*Work to complete:* Locate the lines that hold the string "structure". Copy every such line.

Items from a figure collection
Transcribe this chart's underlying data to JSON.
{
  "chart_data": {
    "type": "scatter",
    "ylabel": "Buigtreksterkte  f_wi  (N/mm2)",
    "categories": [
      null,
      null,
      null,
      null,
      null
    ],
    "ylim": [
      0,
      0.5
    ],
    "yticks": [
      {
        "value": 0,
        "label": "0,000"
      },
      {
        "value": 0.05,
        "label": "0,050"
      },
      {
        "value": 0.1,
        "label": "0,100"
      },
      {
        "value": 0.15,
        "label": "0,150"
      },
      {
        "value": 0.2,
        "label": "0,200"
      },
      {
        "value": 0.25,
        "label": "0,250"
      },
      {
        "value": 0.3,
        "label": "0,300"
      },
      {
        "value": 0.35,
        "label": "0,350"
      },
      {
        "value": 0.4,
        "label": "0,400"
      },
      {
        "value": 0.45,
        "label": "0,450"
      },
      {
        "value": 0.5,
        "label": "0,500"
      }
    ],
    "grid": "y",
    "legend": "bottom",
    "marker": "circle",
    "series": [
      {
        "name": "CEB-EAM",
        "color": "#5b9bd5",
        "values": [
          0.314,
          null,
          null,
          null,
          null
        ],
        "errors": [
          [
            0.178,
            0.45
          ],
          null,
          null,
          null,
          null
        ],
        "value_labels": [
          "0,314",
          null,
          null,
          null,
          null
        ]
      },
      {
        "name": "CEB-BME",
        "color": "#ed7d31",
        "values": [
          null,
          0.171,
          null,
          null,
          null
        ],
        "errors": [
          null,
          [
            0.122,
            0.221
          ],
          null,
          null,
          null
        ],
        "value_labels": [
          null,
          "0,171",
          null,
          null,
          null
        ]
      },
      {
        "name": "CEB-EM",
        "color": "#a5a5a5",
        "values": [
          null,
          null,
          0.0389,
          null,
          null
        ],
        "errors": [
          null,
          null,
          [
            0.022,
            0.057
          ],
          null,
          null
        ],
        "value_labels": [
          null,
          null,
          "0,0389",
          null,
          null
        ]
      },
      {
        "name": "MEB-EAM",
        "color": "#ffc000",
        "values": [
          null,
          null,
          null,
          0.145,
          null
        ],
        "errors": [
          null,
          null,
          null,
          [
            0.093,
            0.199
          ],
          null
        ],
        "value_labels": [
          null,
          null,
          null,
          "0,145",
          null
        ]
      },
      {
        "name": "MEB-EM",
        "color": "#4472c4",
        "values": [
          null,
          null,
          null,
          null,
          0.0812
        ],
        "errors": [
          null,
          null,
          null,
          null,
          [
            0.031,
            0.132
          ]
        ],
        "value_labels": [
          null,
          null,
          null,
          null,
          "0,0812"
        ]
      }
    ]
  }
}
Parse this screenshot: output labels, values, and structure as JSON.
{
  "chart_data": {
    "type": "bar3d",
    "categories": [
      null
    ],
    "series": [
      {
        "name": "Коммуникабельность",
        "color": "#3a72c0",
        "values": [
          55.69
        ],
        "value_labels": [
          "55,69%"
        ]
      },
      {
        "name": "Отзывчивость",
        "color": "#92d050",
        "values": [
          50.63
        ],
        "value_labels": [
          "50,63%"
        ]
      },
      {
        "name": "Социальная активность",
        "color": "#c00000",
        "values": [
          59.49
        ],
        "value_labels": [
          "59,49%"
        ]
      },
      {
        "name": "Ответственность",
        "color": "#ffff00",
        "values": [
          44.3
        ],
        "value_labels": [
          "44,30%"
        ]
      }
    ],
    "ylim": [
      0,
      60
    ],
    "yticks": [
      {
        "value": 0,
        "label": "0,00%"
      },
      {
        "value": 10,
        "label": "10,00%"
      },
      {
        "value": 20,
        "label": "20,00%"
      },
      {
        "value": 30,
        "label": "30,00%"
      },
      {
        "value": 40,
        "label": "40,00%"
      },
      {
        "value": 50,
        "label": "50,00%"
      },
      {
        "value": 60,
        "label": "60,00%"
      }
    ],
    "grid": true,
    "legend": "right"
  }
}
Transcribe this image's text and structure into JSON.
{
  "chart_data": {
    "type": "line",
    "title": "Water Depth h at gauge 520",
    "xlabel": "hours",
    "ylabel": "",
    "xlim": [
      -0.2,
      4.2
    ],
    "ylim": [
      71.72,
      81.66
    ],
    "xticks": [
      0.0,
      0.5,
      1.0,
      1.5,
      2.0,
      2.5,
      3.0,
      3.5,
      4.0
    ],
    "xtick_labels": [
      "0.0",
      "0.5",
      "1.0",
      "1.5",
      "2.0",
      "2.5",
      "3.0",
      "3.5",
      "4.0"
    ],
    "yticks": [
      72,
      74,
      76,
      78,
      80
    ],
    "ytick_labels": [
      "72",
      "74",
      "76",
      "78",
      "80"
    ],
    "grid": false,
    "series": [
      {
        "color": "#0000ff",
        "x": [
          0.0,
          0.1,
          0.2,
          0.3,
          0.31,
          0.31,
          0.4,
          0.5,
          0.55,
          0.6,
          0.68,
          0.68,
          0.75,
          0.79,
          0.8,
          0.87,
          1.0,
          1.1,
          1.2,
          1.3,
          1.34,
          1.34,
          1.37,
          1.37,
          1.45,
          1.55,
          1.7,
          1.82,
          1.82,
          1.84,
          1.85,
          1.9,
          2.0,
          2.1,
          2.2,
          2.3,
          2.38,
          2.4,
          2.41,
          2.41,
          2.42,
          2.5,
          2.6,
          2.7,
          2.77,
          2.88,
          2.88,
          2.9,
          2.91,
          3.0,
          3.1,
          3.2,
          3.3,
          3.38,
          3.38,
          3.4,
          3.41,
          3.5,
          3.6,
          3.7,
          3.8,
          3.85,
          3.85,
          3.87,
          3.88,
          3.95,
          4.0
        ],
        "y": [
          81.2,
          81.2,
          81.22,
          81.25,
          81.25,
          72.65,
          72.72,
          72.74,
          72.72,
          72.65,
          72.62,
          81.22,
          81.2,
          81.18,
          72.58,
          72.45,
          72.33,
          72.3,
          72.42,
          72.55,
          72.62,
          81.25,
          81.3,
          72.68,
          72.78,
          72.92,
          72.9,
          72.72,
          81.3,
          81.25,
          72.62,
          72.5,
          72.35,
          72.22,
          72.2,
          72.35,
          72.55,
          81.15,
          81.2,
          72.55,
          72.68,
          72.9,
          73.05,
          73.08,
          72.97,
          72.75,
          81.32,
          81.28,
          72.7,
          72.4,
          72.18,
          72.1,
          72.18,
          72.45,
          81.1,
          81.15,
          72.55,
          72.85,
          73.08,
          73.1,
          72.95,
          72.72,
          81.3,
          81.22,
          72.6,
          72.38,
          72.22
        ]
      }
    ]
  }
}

*Response to the exercise:*
Parse this screenshot: output labels, values, and structure as JSON.
Transcribe this image's text and structure into JSON.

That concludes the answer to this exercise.